--- What to do ---
**1.** Summarize the Rockaway Pizzeria review in two sentences.
**2.** Write the next part of the Rockaway Pizzeria review, picking up after its final sentence.

--- Extract to read ---
* Begin *

Takeout Review: Rockaway Pizzeria | Food | Pittsburgh | Pittsburgh City Paper

Takeout Review: Rockaway Pizzeria

click to enlarge CP PHOTO: MAGGIE WEAVER
CP Photo: Maggie Weaver
“We do not serve ranch dressing with pizza.” I found this disclaimer on the bottom of the menu at Rockaway Pizzeria, a White Oak joint that specializes in New York-style pizza. For me, this statement solidified their commitment to the NY slice; I don’t know of any area in the eastern U.S. that is as committed to the ranch and pizza combination as Pittsburgh.

At a quick glance, the menu at Rockaway looks to be the same as any Pittsburgh pizzeria, which makes the ranch comment stick out even more. There’s a long list of pizzas, both Sicillian and New York-style, hoagies, the standard appetizers, and salads.

But look closer, and Rockaway Pizzeria begins to show its true colors.

The specialty pie menu is a chaos of good flavors. There’s the classics, of course, like cheese and pepperoni, followed by a margherita-style pie, smothered with vodka sauce; an artichoke pie, featuring mascarpone cream sauce and bacon; NY Strip steak, a mainstay on multiple slices; and one pizza modeled after lasagna. The further you read, the more unconventional it gets, coming to a peak with a Connecticut staple: the white clam pie. (Yes, it’s topped with actual clams.)

* End *

--- Data shown ---
* Begin *

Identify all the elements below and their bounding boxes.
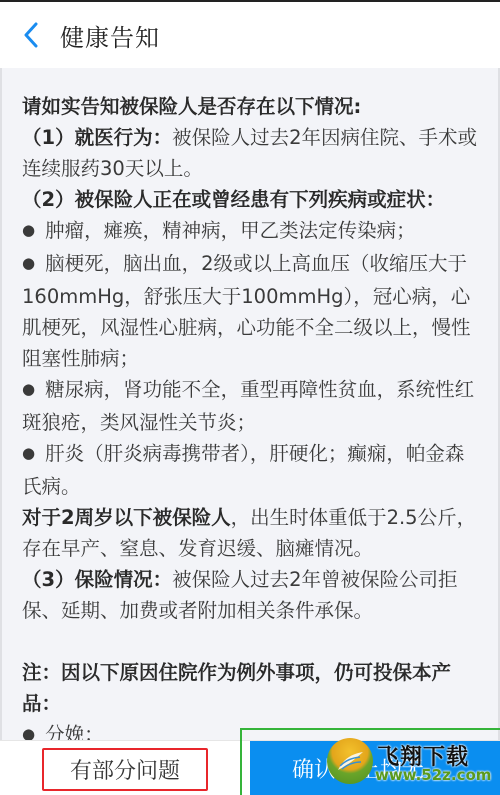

* End *

--- Expected results ---
**1.** Rockaway Pizzeria, a White Oak spot specializing in New York-style pizza, notes on its menu that it does not serve ranch dressing with pizza, which the reviewer takes as proof of its commitment to the NY slice. At a glance the menu resembles any Pittsburgh pizzeria's, but its specialty pies grow more unconventional: a vodka-sauce margherita-style pie, an artichoke pie with mascarpone cream sauce and bacon, NY Strip steak, a lasagna-style pie, and a white clam pie topped with actual clams.

**2.**
Though I wasn’t brave enough to order the clam pie on my first trip to Rockaway, I did go for two unusual styles: an upside-down, vodka sauce-topped Sicillian and The Frankenstein, a four-part pizza called their “sampler.”

Because I’m a sucker for a good crust, I went for the Sicillian pie first. The crust, maybe about a half-inch thick, was cooked to a beautifully-crunchy edge, caramelizing and punching with rich, salty cheese at the slightly charred — and deliciously bitter — corners. With every bite, the air-bubble filled crust sprung back into its original shape, like a squished sponge.

Upside-down meant that sauce topped the cheese, which kept the crust from getting too soaked. Vodka sauce gave the pizza a sweeter edge, so the pie wasn’t as hearty and rich as it can be with a normal red sauce. This worked well with the thicker crust and allowed the sharp cheese blend to cut through.

Outside of the square-cut Sicillians, all pizzas at Rockaway were 18-inch, eight-cut pies. I failed to grasp how big this actually was — not quite the level of Benny Fierro’s two-plate slices, but close. My Frankenstein pie was giant.

The Frankenstein was four-pizzas-in-one, the best deal any indecisive person could ask for. It featured two classics, pepperoni and cheese, along with their white pie and Greek pie.

Slices of the white pie, featuring mozzarella, ricotta, tomatoes, and typical cheese were top-notch, but I favored the pepperoni out of the four. The slices of pepperoni were perfectly cupped from the oven, with crispy edges. They added a bit of spice to the tomato-heavy red sauce, and gave the thin crust, which was the perfect balance of chewy and crispy, a bit of body.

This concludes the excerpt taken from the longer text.